Give the entries again exactly, every one of them.

• _SOURCE MATERIAL_:
------------------------
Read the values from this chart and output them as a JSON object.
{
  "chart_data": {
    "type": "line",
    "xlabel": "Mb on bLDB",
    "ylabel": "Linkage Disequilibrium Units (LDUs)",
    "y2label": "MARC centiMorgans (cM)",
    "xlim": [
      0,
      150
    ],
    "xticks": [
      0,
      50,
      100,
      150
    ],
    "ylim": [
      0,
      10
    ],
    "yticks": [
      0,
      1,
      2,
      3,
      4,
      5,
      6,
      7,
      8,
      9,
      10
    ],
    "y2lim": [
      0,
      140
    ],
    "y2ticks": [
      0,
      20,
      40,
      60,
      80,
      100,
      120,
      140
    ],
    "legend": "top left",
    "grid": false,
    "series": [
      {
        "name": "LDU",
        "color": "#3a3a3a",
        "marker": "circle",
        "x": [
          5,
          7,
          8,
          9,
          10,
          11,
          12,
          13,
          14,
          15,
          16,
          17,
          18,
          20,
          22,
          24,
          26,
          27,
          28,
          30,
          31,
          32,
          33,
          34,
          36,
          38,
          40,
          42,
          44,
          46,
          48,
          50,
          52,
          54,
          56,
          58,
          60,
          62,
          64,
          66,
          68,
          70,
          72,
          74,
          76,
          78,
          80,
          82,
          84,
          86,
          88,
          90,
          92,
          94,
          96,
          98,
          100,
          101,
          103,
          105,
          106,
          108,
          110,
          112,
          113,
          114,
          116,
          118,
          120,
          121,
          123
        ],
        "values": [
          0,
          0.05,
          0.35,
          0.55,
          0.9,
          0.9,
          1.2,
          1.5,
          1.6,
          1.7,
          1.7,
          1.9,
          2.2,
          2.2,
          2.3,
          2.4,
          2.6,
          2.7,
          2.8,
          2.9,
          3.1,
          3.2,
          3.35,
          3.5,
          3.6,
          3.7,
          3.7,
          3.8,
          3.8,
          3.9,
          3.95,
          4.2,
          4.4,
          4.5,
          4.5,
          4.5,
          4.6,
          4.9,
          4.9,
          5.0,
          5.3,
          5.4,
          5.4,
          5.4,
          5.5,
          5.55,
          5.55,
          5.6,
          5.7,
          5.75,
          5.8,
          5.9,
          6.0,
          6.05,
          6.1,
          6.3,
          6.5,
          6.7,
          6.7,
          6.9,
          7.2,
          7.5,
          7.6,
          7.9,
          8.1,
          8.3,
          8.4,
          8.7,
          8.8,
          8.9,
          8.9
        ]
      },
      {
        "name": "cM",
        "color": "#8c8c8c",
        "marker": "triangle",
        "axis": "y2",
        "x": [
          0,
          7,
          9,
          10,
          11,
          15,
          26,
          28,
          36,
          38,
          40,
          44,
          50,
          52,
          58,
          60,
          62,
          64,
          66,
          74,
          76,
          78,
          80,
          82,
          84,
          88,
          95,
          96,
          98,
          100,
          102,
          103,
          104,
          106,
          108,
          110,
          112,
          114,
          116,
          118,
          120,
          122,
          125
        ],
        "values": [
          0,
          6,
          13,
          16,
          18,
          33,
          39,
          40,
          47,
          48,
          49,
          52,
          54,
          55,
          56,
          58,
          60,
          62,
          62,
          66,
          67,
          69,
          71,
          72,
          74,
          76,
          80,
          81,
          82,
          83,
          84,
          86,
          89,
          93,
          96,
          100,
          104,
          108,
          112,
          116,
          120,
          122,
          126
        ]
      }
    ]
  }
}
------------------------
• _SOLUTION TO THIS EXERCISE_:
Read the values from this chart and output them as a JSON object.
{
  "chart_data": {
    "type": "line",
    "xlabel": "Mb on bLDB",
    "ylabel": "Linkage Disequilibrium Units (LDUs)",
    "y2label": "MARC centiMorgans (cM)",
    "xlim": [
      0,
      150
    ],
    "xticks": [
      0,
      50,
      100,
      150
    ],
    "ylim": [
      0,
      10
    ],
    "yticks": [
      0,
      1,
      2,
      3,
      4,
      5,
      6,
      7,
      8,
      9,
      10
    ],
    "y2lim": [
      0,
      140
    ],
    "y2ticks": [
      0,
      20,
      40,
      60,
      80,
      100,
      120,
      140
    ],
    "legend": "top left",
    "grid": false,
    "series": [
      {
        "name": "LDU",
        "color": "#3a3a3a",
        "marker": "circle",
        "x": [
          5,
          7,
          8,
          9,
          10,
          11,
          12,
          13,
          14,
          15,
          16,
          17,
          18,
          20,
          22,
          24,
          26,
          27,
          28,
          30,
          31,
          32,
          33,
          34,
          36,
          38,
          40,
          42,
          44,
          46,
          48,
          50,
          52,
          54,
          56,
          58,
          60,
          62,
          64,
          66,
          68,
          70,
          72,
          74,
          76,
          78,
          80,
          82,
          84,
          86,
          88,
          90,
          92,
          94,
          96,
          98,
          100,
          101,
          103,
          105,
          106,
          108,
          110,
          112,
          113,
          114,
          116,
          118,
          120,
          121,
          123
        ],
        "values": [
          0,
          0.05,
          0.35,
          0.55,
          0.9,
          0.9,
          1.2,
          1.5,
          1.6,
          1.7,
          1.7,
          1.9,
          2.2,
          2.2,
          2.3,
          2.4,
          2.6,
          2.7,
          2.8,
          2.9,
          3.1,
          3.2,
          3.35,
          3.5,
          3.6,
          3.7,
          3.7,
          3.8,
          3.8,
          3.9,
          3.95,
          4.2,
          4.4,
          4.5,
          4.5,
          4.5,
          4.6,
          4.9,
          4.9,
          5.0,
          5.3,
          5.4,
          5.4,
          5.4,
          5.5,
          5.55,
          5.55,
          5.6,
          5.7,
          5.75,
          5.8,
          5.9,
          6.0,
          6.05,
          6.1,
          6.3,
          6.5,
          6.7,
          6.7,
          6.9,
          7.2,
          7.5,
          7.6,
          7.9,
          8.1,
          8.3,
          8.4,
          8.7,
          8.8,
          8.9,
          8.9
        ]
      },
      {
        "name": "cM",
        "color": "#8c8c8c",
        "marker": "triangle",
        "axis": "y2",
        "x": [
          0,
          7,
          9,
          10,
          11,
          15,
          26,
          28,
          36,
          38,
          40,
          44,
          50,
          52,
          58,
          60,
          62,
          64,
          66,
          74,
          76,
          78,
          80,
          82,
          84,
          88,
          95,
          96,
          98,
          100,
          102,
          103,
          104,
          106,
          108,
          110,
          112,
          114,
          116,
          118,
          120,
          122,
          125
        ],
        "values": [
          0,
          6,
          13,
          16,
          18,
          33,
          39,
          40,
          47,
          48,
          49,
          52,
          54,
          55,
          56,
          58,
          60,
          62,
          62,
          66,
          67,
          69,
          71,
          72,
          74,
          76,
          80,
          81,
          82,
          83,
          84,
          86,
          89,
          93,
          96,
          100,
          104,
          108,
          112,
          116,
          120,
          122,
          126
        ]
      }
    ]
  }
}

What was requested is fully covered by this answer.